(Data tied to figure images)
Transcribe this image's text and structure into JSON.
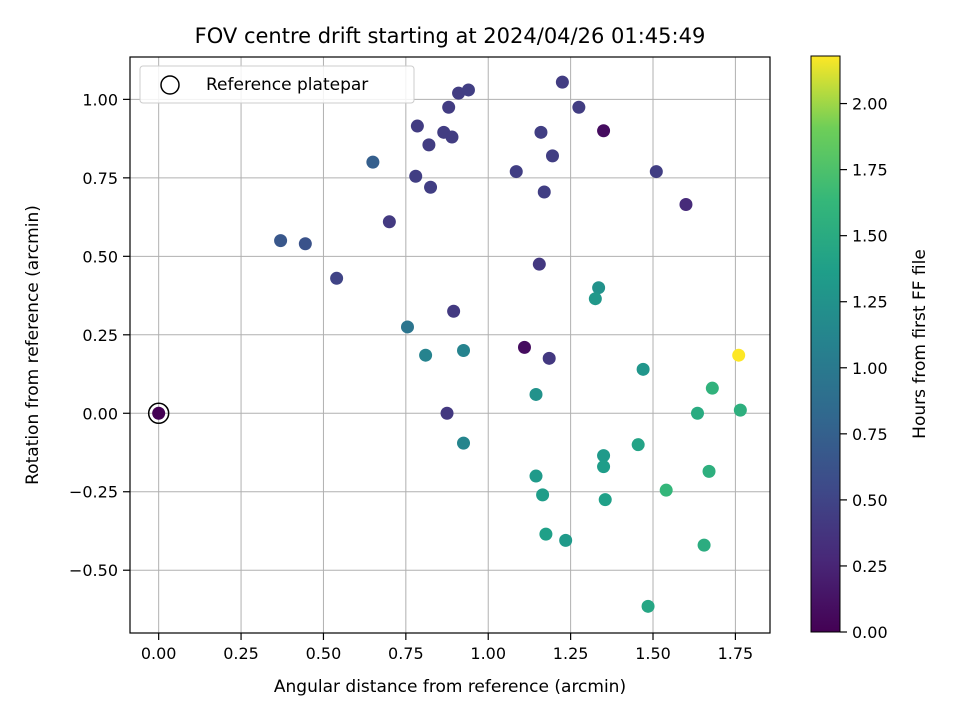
{
  "chart_data": {
    "type": "scatter",
    "title": "FOV centre drift starting at 2024/04/26 01:45:49",
    "xlabel": "Angular distance from reference (arcmin)",
    "ylabel": "Rotation from reference (arcmin)",
    "xlim": [
      -0.087,
      1.855
    ],
    "ylim": [
      -0.7,
      1.135
    ],
    "x_ticks": [
      0.0,
      0.25,
      0.5,
      0.75,
      1.0,
      1.25,
      1.5,
      1.75
    ],
    "x_tick_labels": [
      "0.00",
      "0.25",
      "0.50",
      "0.75",
      "1.00",
      "1.25",
      "1.50",
      "1.75"
    ],
    "y_ticks": [
      -0.5,
      -0.25,
      0.0,
      0.25,
      0.5,
      0.75,
      1.0
    ],
    "y_tick_labels": [
      "−0.50",
      "−0.25",
      "0.00",
      "0.25",
      "0.50",
      "0.75",
      "1.00"
    ],
    "grid": true,
    "legend": {
      "placement": "top-left",
      "entries": [
        {
          "label": "Reference platepar",
          "marker": "open-circle"
        }
      ]
    },
    "colorbar": {
      "label": "Hours from first FF file",
      "colormap": "viridis",
      "range": [
        0.0,
        2.18
      ],
      "ticks": [
        0.0,
        0.25,
        0.5,
        0.75,
        1.0,
        1.25,
        1.5,
        1.75,
        2.0
      ],
      "tick_labels": [
        "0.00",
        "0.25",
        "0.50",
        "0.75",
        "1.00",
        "1.25",
        "1.50",
        "1.75",
        "2.00"
      ]
    },
    "reference_point": {
      "x": 0.0,
      "y": 0.0,
      "hours": 0.0
    },
    "points": [
      {
        "x": 1.35,
        "y": 0.9,
        "hours": 0.08
      },
      {
        "x": 1.11,
        "y": 0.21,
        "hours": 0.08
      },
      {
        "x": 1.6,
        "y": 0.665,
        "hours": 0.3
      },
      {
        "x": 1.155,
        "y": 0.475,
        "hours": 0.4
      },
      {
        "x": 0.895,
        "y": 0.325,
        "hours": 0.42
      },
      {
        "x": 0.875,
        "y": 0.0,
        "hours": 0.4
      },
      {
        "x": 1.185,
        "y": 0.175,
        "hours": 0.4
      },
      {
        "x": 0.7,
        "y": 0.61,
        "hours": 0.42
      },
      {
        "x": 0.78,
        "y": 0.755,
        "hours": 0.45
      },
      {
        "x": 0.825,
        "y": 0.72,
        "hours": 0.45
      },
      {
        "x": 0.785,
        "y": 0.915,
        "hours": 0.43
      },
      {
        "x": 0.82,
        "y": 0.855,
        "hours": 0.44
      },
      {
        "x": 0.865,
        "y": 0.895,
        "hours": 0.44
      },
      {
        "x": 0.89,
        "y": 0.88,
        "hours": 0.44
      },
      {
        "x": 0.88,
        "y": 0.975,
        "hours": 0.43
      },
      {
        "x": 0.91,
        "y": 1.02,
        "hours": 0.44
      },
      {
        "x": 0.94,
        "y": 1.03,
        "hours": 0.45
      },
      {
        "x": 1.085,
        "y": 0.77,
        "hours": 0.45
      },
      {
        "x": 1.16,
        "y": 0.895,
        "hours": 0.45
      },
      {
        "x": 1.17,
        "y": 0.705,
        "hours": 0.45
      },
      {
        "x": 1.195,
        "y": 0.82,
        "hours": 0.45
      },
      {
        "x": 1.225,
        "y": 1.055,
        "hours": 0.43
      },
      {
        "x": 1.275,
        "y": 0.975,
        "hours": 0.44
      },
      {
        "x": 1.51,
        "y": 0.77,
        "hours": 0.45
      },
      {
        "x": 0.54,
        "y": 0.43,
        "hours": 0.5
      },
      {
        "x": 0.445,
        "y": 0.54,
        "hours": 0.62
      },
      {
        "x": 0.37,
        "y": 0.55,
        "hours": 0.66
      },
      {
        "x": 0.65,
        "y": 0.8,
        "hours": 0.74
      },
      {
        "x": 0.755,
        "y": 0.275,
        "hours": 0.95
      },
      {
        "x": 0.81,
        "y": 0.185,
        "hours": 1.1
      },
      {
        "x": 0.925,
        "y": 0.2,
        "hours": 1.1
      },
      {
        "x": 0.925,
        "y": -0.095,
        "hours": 1.12
      },
      {
        "x": 1.145,
        "y": 0.06,
        "hours": 1.25
      },
      {
        "x": 1.335,
        "y": 0.4,
        "hours": 1.25
      },
      {
        "x": 1.325,
        "y": 0.365,
        "hours": 1.3
      },
      {
        "x": 1.47,
        "y": 0.14,
        "hours": 1.28
      },
      {
        "x": 1.145,
        "y": -0.2,
        "hours": 1.32
      },
      {
        "x": 1.165,
        "y": -0.26,
        "hours": 1.35
      },
      {
        "x": 1.175,
        "y": -0.385,
        "hours": 1.38
      },
      {
        "x": 1.235,
        "y": -0.405,
        "hours": 1.32
      },
      {
        "x": 1.35,
        "y": -0.135,
        "hours": 1.32
      },
      {
        "x": 1.35,
        "y": -0.17,
        "hours": 1.35
      },
      {
        "x": 1.355,
        "y": -0.275,
        "hours": 1.38
      },
      {
        "x": 1.455,
        "y": -0.1,
        "hours": 1.42
      },
      {
        "x": 1.485,
        "y": -0.615,
        "hours": 1.45
      },
      {
        "x": 1.54,
        "y": -0.245,
        "hours": 1.62
      },
      {
        "x": 1.635,
        "y": 0.0,
        "hours": 1.5
      },
      {
        "x": 1.655,
        "y": -0.42,
        "hours": 1.52
      },
      {
        "x": 1.67,
        "y": -0.185,
        "hours": 1.55
      },
      {
        "x": 1.68,
        "y": 0.08,
        "hours": 1.58
      },
      {
        "x": 1.765,
        "y": 0.01,
        "hours": 1.55
      },
      {
        "x": 1.76,
        "y": 0.185,
        "hours": 2.18
      }
    ]
  }
}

> **Task to carry out**
Identify and copy all lines with the word "arcmin".

> **Exercise result**
    "xlabel": "Angular distance from reference (arcmin)",
    "ylabel": "Rotation from reference (arcmin)",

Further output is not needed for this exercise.